Exercise instructions: Reproduce all the entries exactly.

Dataset records:
※
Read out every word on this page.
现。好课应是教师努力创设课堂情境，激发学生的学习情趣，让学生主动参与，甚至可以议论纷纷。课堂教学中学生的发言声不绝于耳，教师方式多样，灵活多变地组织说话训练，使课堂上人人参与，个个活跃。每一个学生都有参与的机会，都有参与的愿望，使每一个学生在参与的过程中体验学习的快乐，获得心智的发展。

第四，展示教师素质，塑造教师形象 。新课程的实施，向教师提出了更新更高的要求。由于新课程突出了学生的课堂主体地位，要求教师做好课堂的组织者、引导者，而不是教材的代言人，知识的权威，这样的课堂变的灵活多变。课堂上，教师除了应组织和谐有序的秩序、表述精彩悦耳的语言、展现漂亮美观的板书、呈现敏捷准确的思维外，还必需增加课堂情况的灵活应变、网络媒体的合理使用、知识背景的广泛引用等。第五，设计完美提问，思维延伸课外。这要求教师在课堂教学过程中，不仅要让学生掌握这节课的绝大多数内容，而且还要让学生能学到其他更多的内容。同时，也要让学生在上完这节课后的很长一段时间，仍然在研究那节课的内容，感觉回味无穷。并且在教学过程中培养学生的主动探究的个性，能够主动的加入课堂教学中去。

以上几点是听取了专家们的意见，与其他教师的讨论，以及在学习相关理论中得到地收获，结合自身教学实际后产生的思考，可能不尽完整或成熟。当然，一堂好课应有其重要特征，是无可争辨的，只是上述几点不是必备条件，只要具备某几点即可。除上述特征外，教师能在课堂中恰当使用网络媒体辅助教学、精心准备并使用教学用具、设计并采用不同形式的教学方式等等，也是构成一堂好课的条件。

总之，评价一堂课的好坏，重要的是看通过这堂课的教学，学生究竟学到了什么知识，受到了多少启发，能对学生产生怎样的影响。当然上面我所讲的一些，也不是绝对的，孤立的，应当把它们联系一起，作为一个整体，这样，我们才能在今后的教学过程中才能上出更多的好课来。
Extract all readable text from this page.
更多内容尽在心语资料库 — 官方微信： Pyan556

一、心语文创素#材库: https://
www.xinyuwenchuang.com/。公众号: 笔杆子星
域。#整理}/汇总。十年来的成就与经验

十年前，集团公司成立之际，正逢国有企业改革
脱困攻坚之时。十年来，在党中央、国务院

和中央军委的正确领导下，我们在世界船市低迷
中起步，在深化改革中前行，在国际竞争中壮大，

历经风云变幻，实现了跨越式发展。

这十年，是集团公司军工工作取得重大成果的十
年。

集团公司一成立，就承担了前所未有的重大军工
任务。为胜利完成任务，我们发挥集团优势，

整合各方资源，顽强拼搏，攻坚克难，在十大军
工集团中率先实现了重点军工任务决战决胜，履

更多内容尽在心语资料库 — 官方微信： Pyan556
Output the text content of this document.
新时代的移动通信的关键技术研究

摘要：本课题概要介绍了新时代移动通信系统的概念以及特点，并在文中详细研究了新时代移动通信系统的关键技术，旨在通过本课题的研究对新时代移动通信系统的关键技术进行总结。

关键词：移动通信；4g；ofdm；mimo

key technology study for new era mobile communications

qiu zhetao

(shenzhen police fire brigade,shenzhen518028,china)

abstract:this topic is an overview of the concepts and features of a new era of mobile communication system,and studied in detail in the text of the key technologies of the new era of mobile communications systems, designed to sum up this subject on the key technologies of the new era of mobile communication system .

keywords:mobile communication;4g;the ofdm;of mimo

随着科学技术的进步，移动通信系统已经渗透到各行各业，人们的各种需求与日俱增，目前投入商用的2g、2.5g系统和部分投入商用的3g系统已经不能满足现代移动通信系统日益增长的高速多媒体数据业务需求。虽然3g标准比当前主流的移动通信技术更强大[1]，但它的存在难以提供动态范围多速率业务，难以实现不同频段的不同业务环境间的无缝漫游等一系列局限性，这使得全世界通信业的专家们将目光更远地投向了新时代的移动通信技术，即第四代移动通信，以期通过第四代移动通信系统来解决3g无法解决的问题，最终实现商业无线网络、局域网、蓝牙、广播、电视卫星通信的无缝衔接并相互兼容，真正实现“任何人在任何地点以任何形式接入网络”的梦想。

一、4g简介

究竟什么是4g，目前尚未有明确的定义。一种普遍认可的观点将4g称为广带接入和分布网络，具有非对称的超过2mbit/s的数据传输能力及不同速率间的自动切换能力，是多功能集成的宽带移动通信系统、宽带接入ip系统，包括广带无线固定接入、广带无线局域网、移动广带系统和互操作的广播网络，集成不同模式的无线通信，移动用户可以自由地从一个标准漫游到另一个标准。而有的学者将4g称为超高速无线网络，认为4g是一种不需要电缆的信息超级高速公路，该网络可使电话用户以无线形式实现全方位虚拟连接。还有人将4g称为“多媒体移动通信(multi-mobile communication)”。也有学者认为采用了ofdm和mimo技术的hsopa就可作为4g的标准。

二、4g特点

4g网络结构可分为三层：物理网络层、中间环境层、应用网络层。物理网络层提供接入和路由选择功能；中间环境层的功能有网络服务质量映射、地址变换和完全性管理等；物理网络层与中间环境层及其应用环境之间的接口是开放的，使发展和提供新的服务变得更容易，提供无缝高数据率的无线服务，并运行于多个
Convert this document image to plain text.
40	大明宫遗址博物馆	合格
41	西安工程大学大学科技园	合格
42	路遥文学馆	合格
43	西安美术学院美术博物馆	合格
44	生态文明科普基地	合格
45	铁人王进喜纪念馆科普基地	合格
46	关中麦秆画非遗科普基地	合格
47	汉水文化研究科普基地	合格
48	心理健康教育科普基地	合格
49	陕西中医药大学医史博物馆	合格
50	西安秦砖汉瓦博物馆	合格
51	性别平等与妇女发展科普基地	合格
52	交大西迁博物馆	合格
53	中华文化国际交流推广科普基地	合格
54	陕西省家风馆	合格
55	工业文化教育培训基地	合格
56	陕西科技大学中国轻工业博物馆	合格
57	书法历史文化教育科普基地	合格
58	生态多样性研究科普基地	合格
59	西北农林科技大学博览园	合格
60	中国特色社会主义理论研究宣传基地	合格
※
Exercise answer:
Read out every word on this page.
现。好课应是教师努力创设课堂情境，激发学生的学习情趣，让学生主动参与，甚至可以议论纷纷。课堂教学中学生的发言声不绝于耳，教师方式多样，灵活多变地组织说话训练，使课堂上人人参与，个个活跃。每一个学生都有参与的机会，都有参与的愿望，使每一个学生在参与的过程中体验学习的快乐，获得心智的发展。

第四，展示教师素质，塑造教师形象 。新课程的实施，向教师提出了更新更高的要求。由于新课程突出了学生的课堂主体地位，要求教师做好课堂的组织者、引导者，而不是教材的代言人，知识的权威，这样的课堂变的灵活多变。课堂上，教师除了应组织和谐有序的秩序、表述精彩悦耳的语言、展现漂亮美观的板书、呈现敏捷准确的思维外，还必需增加课堂情况的灵活应变、网络媒体的合理使用、知识背景的广泛引用等。第五，设计完美提问，思维延伸课外。这要求教师在课堂教学过程中，不仅要让学生掌握这节课的绝大多数内容，而且还要让学生能学到其他更多的内容。同时，也要让学生在上完这节课后的很长一段时间，仍然在研究那节课的内容，感觉回味无穷。并且在教学过程中培养学生的主动探究的个性，能够主动的加入课堂教学中去。

以上几点是听取了专家们的意见，与其他教师的讨论，以及在学习相关理论中得到地收获，结合自身教学实际后产生的思考，可能不尽完整或成熟。当然，一堂好课应有其重要特征，是无可争辨的，只是上述几点不是必备条件，只要具备某几点即可。除上述特征外，教师能在课堂中恰当使用网络媒体辅助教学、精心准备并使用教学用具、设计并采用不同形式的教学方式等等，也是构成一堂好课的条件。

总之，评价一堂课的好坏，重要的是看通过这堂课的教学，学生究竟学到了什么知识，受到了多少启发，能对学生产生怎样的影响。当然上面我所讲的一些，也不是绝对的，孤立的，应当把它们联系一起，作为一个整体，这样，我们才能在今后的教学过程中才能上出更多的好课来。
Extract all readable text from this page.
更多内容尽在心语资料库 — 官方微信： Pyan556

一、心语文创素#材库: https://
www.xinyuwenchuang.com/。公众号: 笔杆子星
域。#整理}/汇总。十年来的成就与经验

十年前，集团公司成立之际，正逢国有企业改革
脱困攻坚之时。十年来，在党中央、国务院

和中央军委的正确领导下，我们在世界船市低迷
中起步，在深化改革中前行，在国际竞争中壮大，

历经风云变幻，实现了跨越式发展。

这十年，是集团公司军工工作取得重大成果的十
年。

集团公司一成立，就承担了前所未有的重大军工
任务。为胜利完成任务，我们发挥集团优势，

整合各方资源，顽强拼搏，攻坚克难，在十大军
工集团中率先实现了重点军工任务决战决胜，履

更多内容尽在心语资料库 — 官方微信： Pyan556
Output the text content of this document.
新时代的移动通信的关键技术研究

摘要：本课题概要介绍了新时代移动通信系统的概念以及特点，并在文中详细研究了新时代移动通信系统的关键技术，旨在通过本课题的研究对新时代移动通信系统的关键技术进行总结。

关键词：移动通信；4g；ofdm；mimo

key technology study for new era mobile communications

qiu zhetao

(shenzhen police fire brigade,shenzhen518028,china)

abstract:this topic is an overview of the concepts and features of a new era of mobile communication system,and studied in detail in the text of the key technologies of the new era of mobile communications systems, designed to sum up this subject on the key technologies of the new era of mobile communication system .

keywords:mobile communication;4g;the ofdm;of mimo

随着科学技术的进步，移动通信系统已经渗透到各行各业，人们的各种需求与日俱增，目前投入商用的2g、2.5g系统和部分投入商用的3g系统已经不能满足现代移动通信系统日益增长的高速多媒体数据业务需求。虽然3g标准比当前主流的移动通信技术更强大[1]，但它的存在难以提供动态范围多速率业务，难以实现不同频段的不同业务环境间的无缝漫游等一系列局限性，这使得全世界通信业的专家们将目光更远地投向了新时代的移动通信技术，即第四代移动通信，以期通过第四代移动通信系统来解决3g无法解决的问题，最终实现商业无线网络、局域网、蓝牙、广播、电视卫星通信的无缝衔接并相互兼容，真正实现“任何人在任何地点以任何形式接入网络”的梦想。

一、4g简介

究竟什么是4g，目前尚未有明确的定义。一种普遍认可的观点将4g称为广带接入和分布网络，具有非对称的超过2mbit/s的数据传输能力及不同速率间的自动切换能力，是多功能集成的宽带移动通信系统、宽带接入ip系统，包括广带无线固定接入、广带无线局域网、移动广带系统和互操作的广播网络，集成不同模式的无线通信，移动用户可以自由地从一个标准漫游到另一个标准。而有的学者将4g称为超高速无线网络，认为4g是一种不需要电缆的信息超级高速公路，该网络可使电话用户以无线形式实现全方位虚拟连接。还有人将4g称为“多媒体移动通信(multi-mobile communication)”。也有学者认为采用了ofdm和mimo技术的hsopa就可作为4g的标准。

二、4g特点

4g网络结构可分为三层：物理网络层、中间环境层、应用网络层。物理网络层提供接入和路由选择功能；中间环境层的功能有网络服务质量映射、地址变换和完全性管理等；物理网络层与中间环境层及其应用环境之间的接口是开放的，使发展和提供新的服务变得更容易，提供无缝高数据率的无线服务，并运行于多个
Convert this document image to plain text.
40	大明宫遗址博物馆	合格
41	西安工程大学大学科技园	合格
42	路遥文学馆	合格
43	西安美术学院美术博物馆	合格
44	生态文明科普基地	合格
45	铁人王进喜纪念馆科普基地	合格
46	关中麦秆画非遗科普基地	合格
47	汉水文化研究科普基地	合格
48	心理健康教育科普基地	合格
49	陕西中医药大学医史博物馆	合格
50	西安秦砖汉瓦博物馆	合格
51	性别平等与妇女发展科普基地	合格
52	交大西迁博物馆	合格
53	中华文化国际交流推广科普基地	合格
54	陕西省家风馆	合格
55	工业文化教育培训基地	合格
56	陕西科技大学中国轻工业博物馆	合格
57	书法历史文化教育科普基地	合格
58	生态多样性研究科普基地	合格
59	西北农林科技大学博览园	合格
60	中国特色社会主义理论研究宣传基地	合格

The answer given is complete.